What is asked:
Filter the entries below, keeping only lines with the word "Features".

(Entries from a dataset)
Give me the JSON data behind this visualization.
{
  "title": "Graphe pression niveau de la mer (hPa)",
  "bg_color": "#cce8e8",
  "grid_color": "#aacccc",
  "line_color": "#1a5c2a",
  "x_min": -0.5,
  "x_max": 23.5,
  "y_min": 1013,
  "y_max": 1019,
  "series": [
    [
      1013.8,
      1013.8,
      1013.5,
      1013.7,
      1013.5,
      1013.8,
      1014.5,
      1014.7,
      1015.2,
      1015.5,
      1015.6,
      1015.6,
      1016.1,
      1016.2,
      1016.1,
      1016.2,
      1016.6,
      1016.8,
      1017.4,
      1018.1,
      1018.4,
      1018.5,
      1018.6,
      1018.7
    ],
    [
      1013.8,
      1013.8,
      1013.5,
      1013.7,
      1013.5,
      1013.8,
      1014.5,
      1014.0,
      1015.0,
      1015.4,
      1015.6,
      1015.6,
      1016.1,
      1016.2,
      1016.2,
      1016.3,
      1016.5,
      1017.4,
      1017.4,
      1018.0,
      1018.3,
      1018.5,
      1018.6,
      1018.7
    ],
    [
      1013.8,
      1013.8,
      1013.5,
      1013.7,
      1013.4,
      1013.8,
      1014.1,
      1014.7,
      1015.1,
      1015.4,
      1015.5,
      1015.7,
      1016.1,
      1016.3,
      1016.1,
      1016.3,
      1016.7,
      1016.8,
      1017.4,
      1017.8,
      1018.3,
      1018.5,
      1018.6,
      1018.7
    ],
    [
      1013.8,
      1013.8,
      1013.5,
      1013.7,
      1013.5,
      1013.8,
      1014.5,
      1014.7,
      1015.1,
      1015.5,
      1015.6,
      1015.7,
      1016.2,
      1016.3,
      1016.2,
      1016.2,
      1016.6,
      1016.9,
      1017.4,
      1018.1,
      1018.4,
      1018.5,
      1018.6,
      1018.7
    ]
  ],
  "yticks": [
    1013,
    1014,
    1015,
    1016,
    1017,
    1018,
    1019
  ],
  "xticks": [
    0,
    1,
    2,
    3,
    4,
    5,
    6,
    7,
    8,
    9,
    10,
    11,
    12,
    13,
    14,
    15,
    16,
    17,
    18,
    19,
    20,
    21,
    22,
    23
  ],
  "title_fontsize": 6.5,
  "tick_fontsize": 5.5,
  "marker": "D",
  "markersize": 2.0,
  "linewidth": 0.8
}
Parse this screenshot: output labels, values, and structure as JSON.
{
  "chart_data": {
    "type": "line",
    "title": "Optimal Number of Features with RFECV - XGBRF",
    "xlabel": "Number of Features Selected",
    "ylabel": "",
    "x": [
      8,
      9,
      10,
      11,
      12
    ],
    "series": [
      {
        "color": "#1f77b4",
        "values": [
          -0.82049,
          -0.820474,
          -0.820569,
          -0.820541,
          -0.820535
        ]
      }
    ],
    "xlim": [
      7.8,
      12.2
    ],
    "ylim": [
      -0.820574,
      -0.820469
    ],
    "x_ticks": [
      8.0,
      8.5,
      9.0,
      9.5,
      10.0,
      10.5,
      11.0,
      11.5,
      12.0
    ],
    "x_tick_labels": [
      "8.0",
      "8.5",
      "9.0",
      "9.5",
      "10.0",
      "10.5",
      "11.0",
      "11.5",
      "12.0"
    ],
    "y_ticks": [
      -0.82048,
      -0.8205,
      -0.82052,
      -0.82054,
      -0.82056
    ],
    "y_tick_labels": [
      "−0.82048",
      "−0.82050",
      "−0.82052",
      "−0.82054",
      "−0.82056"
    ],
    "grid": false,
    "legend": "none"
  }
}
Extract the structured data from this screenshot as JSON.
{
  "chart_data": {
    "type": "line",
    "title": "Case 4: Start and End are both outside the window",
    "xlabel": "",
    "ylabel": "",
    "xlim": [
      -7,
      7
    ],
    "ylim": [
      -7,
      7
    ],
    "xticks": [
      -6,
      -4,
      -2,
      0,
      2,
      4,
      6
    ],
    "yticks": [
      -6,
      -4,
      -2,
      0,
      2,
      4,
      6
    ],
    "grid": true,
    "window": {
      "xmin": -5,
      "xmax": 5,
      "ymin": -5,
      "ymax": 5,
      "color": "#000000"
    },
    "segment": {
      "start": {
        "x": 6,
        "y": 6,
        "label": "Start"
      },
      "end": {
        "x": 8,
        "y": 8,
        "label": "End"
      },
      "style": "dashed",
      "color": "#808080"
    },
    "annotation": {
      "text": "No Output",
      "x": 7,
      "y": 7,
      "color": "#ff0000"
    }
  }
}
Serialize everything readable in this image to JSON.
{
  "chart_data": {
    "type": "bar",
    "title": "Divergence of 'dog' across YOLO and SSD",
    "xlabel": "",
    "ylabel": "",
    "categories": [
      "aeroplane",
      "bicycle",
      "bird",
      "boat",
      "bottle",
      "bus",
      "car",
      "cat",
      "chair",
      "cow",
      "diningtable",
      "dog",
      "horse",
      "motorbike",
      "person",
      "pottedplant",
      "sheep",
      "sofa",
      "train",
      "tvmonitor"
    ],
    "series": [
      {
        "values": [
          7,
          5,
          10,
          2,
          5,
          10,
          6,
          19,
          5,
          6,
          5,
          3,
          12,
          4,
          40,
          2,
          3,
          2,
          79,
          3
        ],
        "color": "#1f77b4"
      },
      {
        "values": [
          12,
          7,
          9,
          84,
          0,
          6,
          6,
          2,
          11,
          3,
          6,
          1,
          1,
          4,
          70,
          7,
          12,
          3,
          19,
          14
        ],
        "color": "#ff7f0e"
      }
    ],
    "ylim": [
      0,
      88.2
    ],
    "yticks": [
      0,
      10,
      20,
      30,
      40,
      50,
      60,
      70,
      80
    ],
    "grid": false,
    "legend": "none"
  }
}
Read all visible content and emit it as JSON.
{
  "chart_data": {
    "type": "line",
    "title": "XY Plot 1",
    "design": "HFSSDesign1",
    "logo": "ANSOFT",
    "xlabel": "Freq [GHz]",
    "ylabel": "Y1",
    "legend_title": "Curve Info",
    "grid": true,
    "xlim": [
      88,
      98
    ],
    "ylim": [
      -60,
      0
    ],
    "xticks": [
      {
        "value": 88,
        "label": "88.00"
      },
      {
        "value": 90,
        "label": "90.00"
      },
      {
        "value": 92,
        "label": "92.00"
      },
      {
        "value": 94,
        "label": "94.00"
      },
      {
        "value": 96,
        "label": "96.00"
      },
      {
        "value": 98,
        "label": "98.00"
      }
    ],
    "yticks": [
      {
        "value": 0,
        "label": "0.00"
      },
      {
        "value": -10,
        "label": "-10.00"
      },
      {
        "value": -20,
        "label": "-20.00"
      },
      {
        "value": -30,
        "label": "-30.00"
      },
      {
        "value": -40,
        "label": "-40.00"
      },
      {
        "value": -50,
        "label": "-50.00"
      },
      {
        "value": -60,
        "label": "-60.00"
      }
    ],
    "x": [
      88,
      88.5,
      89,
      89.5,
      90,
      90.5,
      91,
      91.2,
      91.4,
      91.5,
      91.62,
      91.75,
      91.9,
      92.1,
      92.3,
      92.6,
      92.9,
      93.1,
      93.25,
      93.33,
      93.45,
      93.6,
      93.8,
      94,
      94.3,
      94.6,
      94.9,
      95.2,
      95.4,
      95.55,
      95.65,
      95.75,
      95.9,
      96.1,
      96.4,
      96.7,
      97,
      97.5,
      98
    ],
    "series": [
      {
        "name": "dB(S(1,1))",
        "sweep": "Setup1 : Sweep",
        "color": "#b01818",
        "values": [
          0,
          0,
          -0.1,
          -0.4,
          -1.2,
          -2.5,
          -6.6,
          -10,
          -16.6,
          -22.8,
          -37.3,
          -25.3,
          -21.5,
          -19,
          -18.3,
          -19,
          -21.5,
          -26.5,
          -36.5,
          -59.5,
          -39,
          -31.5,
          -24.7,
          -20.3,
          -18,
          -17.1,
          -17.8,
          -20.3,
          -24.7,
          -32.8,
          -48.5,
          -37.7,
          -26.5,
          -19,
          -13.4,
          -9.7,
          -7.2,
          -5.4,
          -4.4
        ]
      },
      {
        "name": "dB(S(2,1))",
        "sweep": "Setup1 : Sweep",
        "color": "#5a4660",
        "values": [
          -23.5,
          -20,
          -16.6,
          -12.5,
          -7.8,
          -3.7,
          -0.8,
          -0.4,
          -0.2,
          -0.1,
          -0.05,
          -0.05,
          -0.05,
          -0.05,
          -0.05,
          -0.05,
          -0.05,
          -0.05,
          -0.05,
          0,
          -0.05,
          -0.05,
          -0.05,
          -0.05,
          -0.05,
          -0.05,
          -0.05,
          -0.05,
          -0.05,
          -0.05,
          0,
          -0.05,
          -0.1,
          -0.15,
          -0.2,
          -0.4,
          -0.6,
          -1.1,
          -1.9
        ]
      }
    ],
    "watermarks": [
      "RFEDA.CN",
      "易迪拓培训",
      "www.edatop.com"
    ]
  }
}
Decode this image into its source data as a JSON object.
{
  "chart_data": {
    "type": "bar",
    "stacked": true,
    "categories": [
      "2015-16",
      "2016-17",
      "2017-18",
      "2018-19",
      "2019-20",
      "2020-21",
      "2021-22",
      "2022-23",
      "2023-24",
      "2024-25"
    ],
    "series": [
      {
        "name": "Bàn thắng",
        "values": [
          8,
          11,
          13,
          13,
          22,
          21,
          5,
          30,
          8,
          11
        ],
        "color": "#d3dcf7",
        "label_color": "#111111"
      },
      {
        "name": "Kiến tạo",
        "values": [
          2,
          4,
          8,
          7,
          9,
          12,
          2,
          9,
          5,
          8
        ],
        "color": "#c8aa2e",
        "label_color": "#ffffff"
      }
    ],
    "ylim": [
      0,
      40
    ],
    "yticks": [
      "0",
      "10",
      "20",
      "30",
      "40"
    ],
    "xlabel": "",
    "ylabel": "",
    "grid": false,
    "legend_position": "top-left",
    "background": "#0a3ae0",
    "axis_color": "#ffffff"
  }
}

Solved exercise:
    "title": "Optimal Number of Features with RFECV - XGBRF",
    "xlabel": "Number of Features Selected",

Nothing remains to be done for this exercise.